**Description of the task:** Reproduce the material in full, unchanged.

Stored entries
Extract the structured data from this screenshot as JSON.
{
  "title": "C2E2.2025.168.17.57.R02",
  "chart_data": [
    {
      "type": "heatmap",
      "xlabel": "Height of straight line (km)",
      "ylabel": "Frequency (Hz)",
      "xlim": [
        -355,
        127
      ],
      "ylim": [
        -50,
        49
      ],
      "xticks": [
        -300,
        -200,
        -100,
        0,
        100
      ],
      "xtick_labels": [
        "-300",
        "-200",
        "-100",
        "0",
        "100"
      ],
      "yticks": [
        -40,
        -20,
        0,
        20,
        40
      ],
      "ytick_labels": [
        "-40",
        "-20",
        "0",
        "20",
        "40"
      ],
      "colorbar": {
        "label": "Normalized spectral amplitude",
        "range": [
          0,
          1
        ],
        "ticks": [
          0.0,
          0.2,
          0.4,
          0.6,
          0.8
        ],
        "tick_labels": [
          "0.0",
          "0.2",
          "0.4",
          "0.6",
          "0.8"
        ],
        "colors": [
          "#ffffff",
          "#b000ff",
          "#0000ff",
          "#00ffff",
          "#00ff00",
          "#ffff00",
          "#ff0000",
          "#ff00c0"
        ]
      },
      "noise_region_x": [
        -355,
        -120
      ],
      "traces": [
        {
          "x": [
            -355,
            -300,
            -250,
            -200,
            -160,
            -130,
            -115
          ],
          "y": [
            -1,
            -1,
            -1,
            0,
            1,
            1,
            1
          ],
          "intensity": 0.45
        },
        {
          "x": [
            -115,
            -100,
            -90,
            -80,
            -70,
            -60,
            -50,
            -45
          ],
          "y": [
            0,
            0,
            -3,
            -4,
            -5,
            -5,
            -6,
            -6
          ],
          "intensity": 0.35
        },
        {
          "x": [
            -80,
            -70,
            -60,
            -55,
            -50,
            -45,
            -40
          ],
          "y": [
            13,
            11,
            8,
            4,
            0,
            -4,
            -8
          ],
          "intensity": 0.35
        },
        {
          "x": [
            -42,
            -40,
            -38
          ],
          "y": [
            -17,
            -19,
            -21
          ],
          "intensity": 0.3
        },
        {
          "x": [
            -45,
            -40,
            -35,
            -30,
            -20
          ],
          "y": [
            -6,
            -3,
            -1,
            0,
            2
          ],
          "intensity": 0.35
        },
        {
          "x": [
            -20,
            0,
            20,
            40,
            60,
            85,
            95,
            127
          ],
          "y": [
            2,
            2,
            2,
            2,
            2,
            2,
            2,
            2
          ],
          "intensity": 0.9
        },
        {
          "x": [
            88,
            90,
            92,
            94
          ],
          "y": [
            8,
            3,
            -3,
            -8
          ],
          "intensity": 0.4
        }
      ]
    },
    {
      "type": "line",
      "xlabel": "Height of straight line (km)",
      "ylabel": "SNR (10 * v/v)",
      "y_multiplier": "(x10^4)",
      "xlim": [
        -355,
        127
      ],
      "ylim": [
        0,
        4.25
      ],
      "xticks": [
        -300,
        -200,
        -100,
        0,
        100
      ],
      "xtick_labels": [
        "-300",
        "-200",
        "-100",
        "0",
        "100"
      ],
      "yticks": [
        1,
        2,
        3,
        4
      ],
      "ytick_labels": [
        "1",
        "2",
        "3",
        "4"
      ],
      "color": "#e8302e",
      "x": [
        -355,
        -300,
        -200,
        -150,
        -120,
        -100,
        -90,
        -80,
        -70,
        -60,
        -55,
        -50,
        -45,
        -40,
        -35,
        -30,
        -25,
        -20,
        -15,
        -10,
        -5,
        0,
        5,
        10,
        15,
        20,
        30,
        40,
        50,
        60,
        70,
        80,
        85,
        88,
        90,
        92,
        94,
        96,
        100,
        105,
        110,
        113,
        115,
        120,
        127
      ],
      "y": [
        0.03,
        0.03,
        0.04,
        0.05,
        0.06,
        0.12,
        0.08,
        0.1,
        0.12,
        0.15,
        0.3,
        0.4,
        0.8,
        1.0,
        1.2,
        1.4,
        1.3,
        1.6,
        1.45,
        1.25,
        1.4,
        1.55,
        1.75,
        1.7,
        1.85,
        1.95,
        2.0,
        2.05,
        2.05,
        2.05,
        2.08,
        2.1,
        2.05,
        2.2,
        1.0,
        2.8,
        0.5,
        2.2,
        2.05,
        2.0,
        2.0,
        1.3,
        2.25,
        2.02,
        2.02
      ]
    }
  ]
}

**Result for this task:**
Extract the structured data from this screenshot as JSON.
{
  "title": "C2E2.2025.168.17.57.R02",
  "chart_data": [
    {
      "type": "heatmap",
      "xlabel": "Height of straight line (km)",
      "ylabel": "Frequency (Hz)",
      "xlim": [
        -355,
        127
      ],
      "ylim": [
        -50,
        49
      ],
      "xticks": [
        -300,
        -200,
        -100,
        0,
        100
      ],
      "xtick_labels": [
        "-300",
        "-200",
        "-100",
        "0",
        "100"
      ],
      "yticks": [
        -40,
        -20,
        0,
        20,
        40
      ],
      "ytick_labels": [
        "-40",
        "-20",
        "0",
        "20",
        "40"
      ],
      "colorbar": {
        "label": "Normalized spectral amplitude",
        "range": [
          0,
          1
        ],
        "ticks": [
          0.0,
          0.2,
          0.4,
          0.6,
          0.8
        ],
        "tick_labels": [
          "0.0",
          "0.2",
          "0.4",
          "0.6",
          "0.8"
        ],
        "colors": [
          "#ffffff",
          "#b000ff",
          "#0000ff",
          "#00ffff",
          "#00ff00",
          "#ffff00",
          "#ff0000",
          "#ff00c0"
        ]
      },
      "noise_region_x": [
        -355,
        -120
      ],
      "traces": [
        {
          "x": [
            -355,
            -300,
            -250,
            -200,
            -160,
            -130,
            -115
          ],
          "y": [
            -1,
            -1,
            -1,
            0,
            1,
            1,
            1
          ],
          "intensity": 0.45
        },
        {
          "x": [
            -115,
            -100,
            -90,
            -80,
            -70,
            -60,
            -50,
            -45
          ],
          "y": [
            0,
            0,
            -3,
            -4,
            -5,
            -5,
            -6,
            -6
          ],
          "intensity": 0.35
        },
        {
          "x": [
            -80,
            -70,
            -60,
            -55,
            -50,
            -45,
            -40
          ],
          "y": [
            13,
            11,
            8,
            4,
            0,
            -4,
            -8
          ],
          "intensity": 0.35
        },
        {
          "x": [
            -42,
            -40,
            -38
          ],
          "y": [
            -17,
            -19,
            -21
          ],
          "intensity": 0.3
        },
        {
          "x": [
            -45,
            -40,
            -35,
            -30,
            -20
          ],
          "y": [
            -6,
            -3,
            -1,
            0,
            2
          ],
          "intensity": 0.35
        },
        {
          "x": [
            -20,
            0,
            20,
            40,
            60,
            85,
            95,
            127
          ],
          "y": [
            2,
            2,
            2,
            2,
            2,
            2,
            2,
            2
          ],
          "intensity": 0.9
        },
        {
          "x": [
            88,
            90,
            92,
            94
          ],
          "y": [
            8,
            3,
            -3,
            -8
          ],
          "intensity": 0.4
        }
      ]
    },
    {
      "type": "line",
      "xlabel": "Height of straight line (km)",
      "ylabel": "SNR (10 * v/v)",
      "y_multiplier": "(x10^4)",
      "xlim": [
        -355,
        127
      ],
      "ylim": [
        0,
        4.25
      ],
      "xticks": [
        -300,
        -200,
        -100,
        0,
        100
      ],
      "xtick_labels": [
        "-300",
        "-200",
        "-100",
        "0",
        "100"
      ],
      "yticks": [
        1,
        2,
        3,
        4
      ],
      "ytick_labels": [
        "1",
        "2",
        "3",
        "4"
      ],
      "color": "#e8302e",
      "x": [
        -355,
        -300,
        -200,
        -150,
        -120,
        -100,
        -90,
        -80,
        -70,
        -60,
        -55,
        -50,
        -45,
        -40,
        -35,
        -30,
        -25,
        -20,
        -15,
        -10,
        -5,
        0,
        5,
        10,
        15,
        20,
        30,
        40,
        50,
        60,
        70,
        80,
        85,
        88,
        90,
        92,
        94,
        96,
        100,
        105,
        110,
        113,
        115,
        120,
        127
      ],
      "y": [
        0.03,
        0.03,
        0.04,
        0.05,
        0.06,
        0.12,
        0.08,
        0.1,
        0.12,
        0.15,
        0.3,
        0.4,
        0.8,
        1.0,
        1.2,
        1.4,
        1.3,
        1.6,
        1.45,
        1.25,
        1.4,
        1.55,
        1.75,
        1.7,
        1.85,
        1.95,
        2.0,
        2.05,
        2.05,
        2.05,
        2.08,
        2.1,
        2.05,
        2.2,
        1.0,
        2.8,
        0.5,
        2.2,
        2.05,
        2.0,
        2.0,
        1.3,
        2.25,
        2.02,
        2.02
      ]
    }
  ]
}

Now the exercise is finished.